Each line below is to be written out in full, exactly as shown.

Dataset entries
= = = =

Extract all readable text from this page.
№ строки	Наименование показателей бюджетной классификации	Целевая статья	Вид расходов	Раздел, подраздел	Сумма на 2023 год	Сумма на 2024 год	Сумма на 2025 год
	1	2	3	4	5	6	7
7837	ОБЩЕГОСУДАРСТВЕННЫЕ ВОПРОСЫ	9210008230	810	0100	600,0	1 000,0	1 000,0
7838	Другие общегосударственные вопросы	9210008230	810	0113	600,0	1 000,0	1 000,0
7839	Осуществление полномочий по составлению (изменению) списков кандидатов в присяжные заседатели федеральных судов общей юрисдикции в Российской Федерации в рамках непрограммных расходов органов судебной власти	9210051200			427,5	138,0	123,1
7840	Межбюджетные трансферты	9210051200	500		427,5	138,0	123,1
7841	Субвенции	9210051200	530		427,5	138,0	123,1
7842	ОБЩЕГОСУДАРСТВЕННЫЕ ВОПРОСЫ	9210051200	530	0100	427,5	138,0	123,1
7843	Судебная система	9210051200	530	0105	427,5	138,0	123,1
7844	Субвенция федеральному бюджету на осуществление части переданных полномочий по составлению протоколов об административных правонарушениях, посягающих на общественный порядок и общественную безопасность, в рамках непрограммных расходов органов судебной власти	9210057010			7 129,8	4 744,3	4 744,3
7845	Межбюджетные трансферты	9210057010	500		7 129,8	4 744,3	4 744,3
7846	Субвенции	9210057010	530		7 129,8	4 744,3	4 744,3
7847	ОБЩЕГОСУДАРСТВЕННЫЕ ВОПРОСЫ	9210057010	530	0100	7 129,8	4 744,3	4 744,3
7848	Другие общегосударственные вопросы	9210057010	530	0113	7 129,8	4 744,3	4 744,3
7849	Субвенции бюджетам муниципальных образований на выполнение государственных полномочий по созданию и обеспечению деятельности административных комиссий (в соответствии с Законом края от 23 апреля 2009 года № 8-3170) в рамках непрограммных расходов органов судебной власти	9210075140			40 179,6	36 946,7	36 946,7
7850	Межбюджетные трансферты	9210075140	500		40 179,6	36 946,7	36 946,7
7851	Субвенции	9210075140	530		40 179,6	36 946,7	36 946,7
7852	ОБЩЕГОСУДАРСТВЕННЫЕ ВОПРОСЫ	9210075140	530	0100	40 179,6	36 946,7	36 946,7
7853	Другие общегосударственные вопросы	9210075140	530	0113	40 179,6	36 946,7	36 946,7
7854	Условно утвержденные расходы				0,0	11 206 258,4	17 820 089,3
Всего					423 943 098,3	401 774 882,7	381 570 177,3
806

= = = =

* Answer to this exercise *
Extract all readable text from this page.
№ строки	Наименование показателей бюджетной классификации	Целевая статья	Вид расходов	Раздел, подраздел	Сумма на 2023 год	Сумма на 2024 год	Сумма на 2025 год
	1	2	3	4	5	6	7
7837	ОБЩЕГОСУДАРСТВЕННЫЕ ВОПРОСЫ	9210008230	810	0100	600,0	1 000,0	1 000,0
7838	Другие общегосударственные вопросы	9210008230	810	0113	600,0	1 000,0	1 000,0
7839	Осуществление полномочий по составлению (изменению) списков кандидатов в присяжные заседатели федеральных судов общей юрисдикции в Российской Федерации в рамках непрограммных расходов органов судебной власти	9210051200			427,5	138,0	123,1
7840	Межбюджетные трансферты	9210051200	500		427,5	138,0	123,1
7841	Субвенции	9210051200	530		427,5	138,0	123,1
7842	ОБЩЕГОСУДАРСТВЕННЫЕ ВОПРОСЫ	9210051200	530	0100	427,5	138,0	123,1
7843	Судебная система	9210051200	530	0105	427,5	138,0	123,1
7844	Субвенция федеральному бюджету на осуществление части переданных полномочий по составлению протоколов об административных правонарушениях, посягающих на общественный порядок и общественную безопасность, в рамках непрограммных расходов органов судебной власти	9210057010			7 129,8	4 744,3	4 744,3
7845	Межбюджетные трансферты	9210057010	500		7 129,8	4 744,3	4 744,3
7846	Субвенции	9210057010	530		7 129,8	4 744,3	4 744,3
7847	ОБЩЕГОСУДАРСТВЕННЫЕ ВОПРОСЫ	9210057010	530	0100	7 129,8	4 744,3	4 744,3
7848	Другие общегосударственные вопросы	9210057010	530	0113	7 129,8	4 744,3	4 744,3
7849	Субвенции бюджетам муниципальных образований на выполнение государственных полномочий по созданию и обеспечению деятельности административных комиссий (в соответствии с Законом края от 23 апреля 2009 года № 8-3170) в рамках непрограммных расходов органов судебной власти	9210075140			40 179,6	36 946,7	36 946,7
7850	Межбюджетные трансферты	9210075140	500		40 179,6	36 946,7	36 946,7
7851	Субвенции	9210075140	530		40 179,6	36 946,7	36 946,7
7852	ОБЩЕГОСУДАРСТВЕННЫЕ ВОПРОСЫ	9210075140	530	0100	40 179,6	36 946,7	36 946,7
7853	Другие общегосударственные вопросы	9210075140	530	0113	40 179,6	36 946,7	36 946,7
7854	Условно утвержденные расходы				0,0	11 206 258,4	17 820 089,3
Всего					423 943 098,3	401 774 882,7	381 570 177,3
806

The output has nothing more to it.